▸ Extracted entries

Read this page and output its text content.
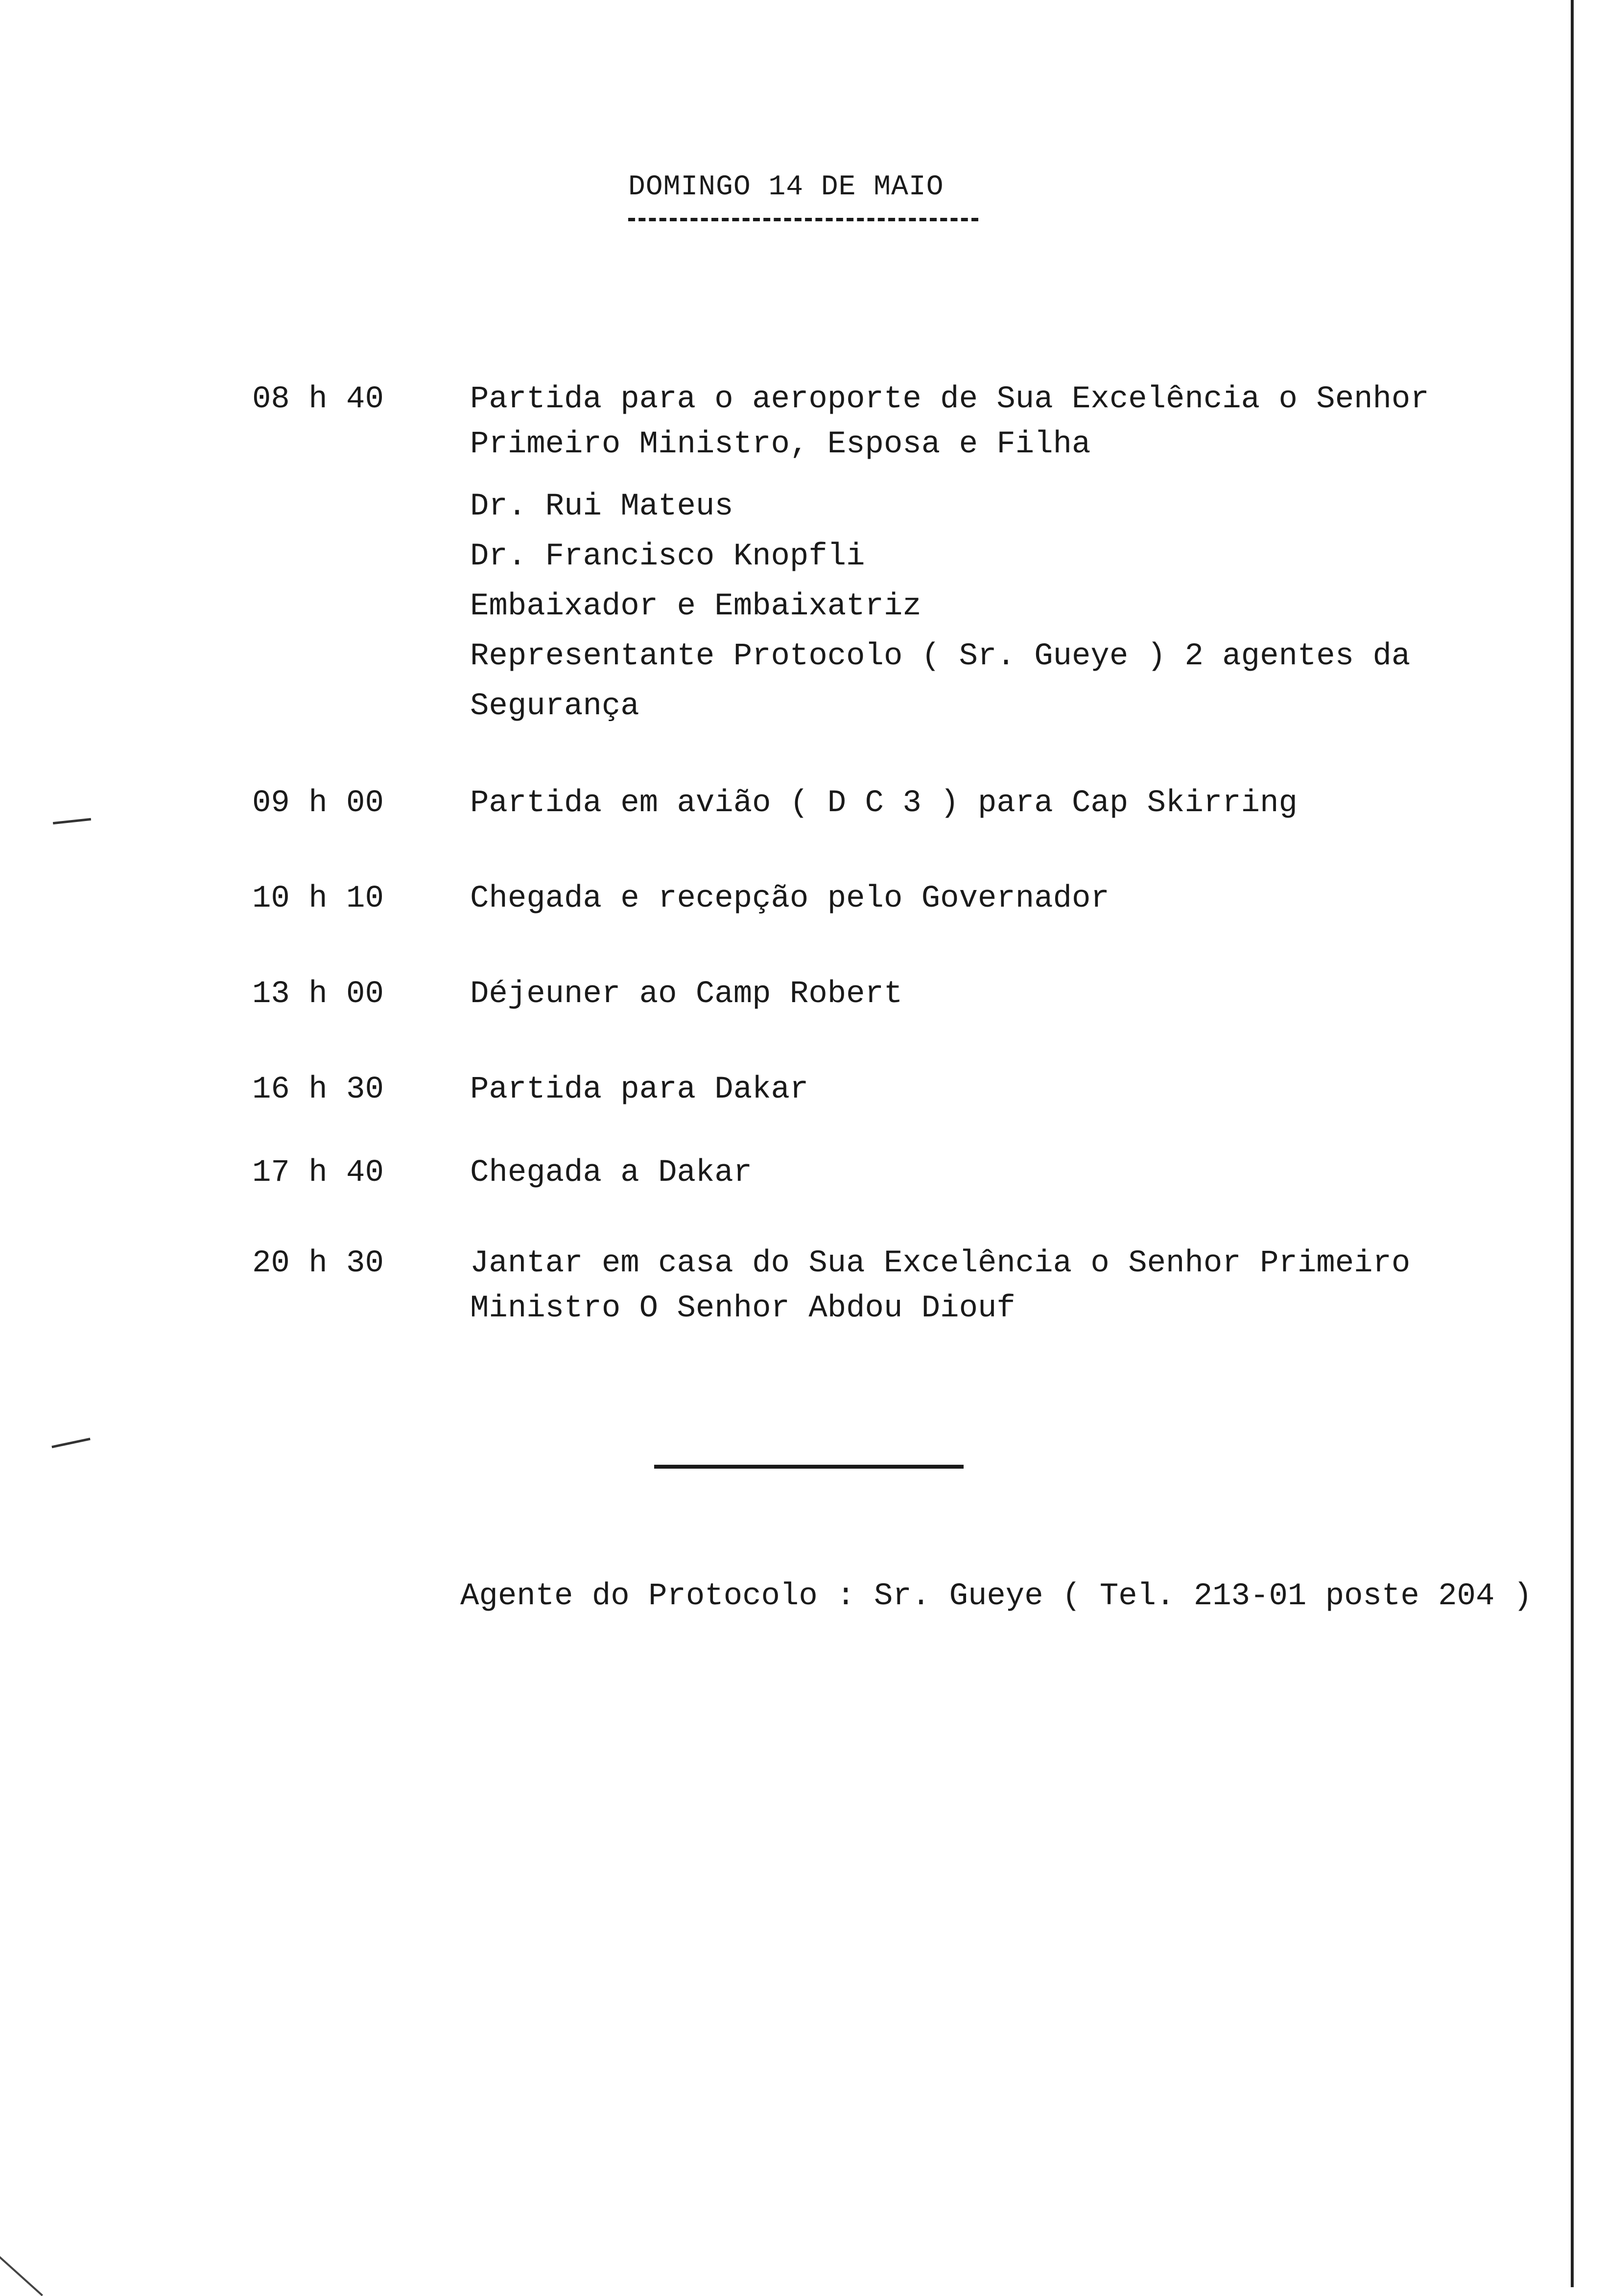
DOMINGO 14 DE MAIO
08 h 40	Partida para o aeroporte de Sua Excelência o Senhor
Primeiro Ministro, Esposa e Filha
Dr. Rui Mateus
Dr. Francisco Knopfli
Embaixador e Embaixatriz
Representante Protocolo ( Sr. Gueye ) 2 agentes da
Segurança
09 h 00	Partida em avião ( D C 3 ) para Cap Skirring
10 h 10	Chegada e recepção pelo Governador
13 h 00	Déjeuner ao Camp Robert
16 h 30	Partida para Dakar
17 h 40	Chegada a Dakar
20 h 30	Jantar em casa do Sua Excelência o Senhor Primeiro
Ministro O Senhor Abdou Diouf
Agente do Protocolo : Sr. Gueye ( Tel. 213-01 poste 204 )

▸ Task requirements
Strip out the images, then output the records above word for word.

▸ Solved exercise
Read this page and output its text content.
DOMINGO 14 DE MAIO
08 h 40	Partida para o aeroporte de Sua Excelência o Senhor
Primeiro Ministro, Esposa e Filha
Dr. Rui Mateus
Dr. Francisco Knopfli
Embaixador e Embaixatriz
Representante Protocolo ( Sr. Gueye ) 2 agentes da
Segurança
09 h 00	Partida em avião ( D C 3 ) para Cap Skirring
10 h 10	Chegada e recepção pelo Governador
13 h 00	Déjeuner ao Camp Robert
16 h 30	Partida para Dakar
17 h 40	Chegada a Dakar
20 h 30	Jantar em casa do Sua Excelência o Senhor Primeiro
Ministro O Senhor Abdou Diouf
Agente do Protocolo : Sr. Gueye ( Tel. 213-01 poste 204 )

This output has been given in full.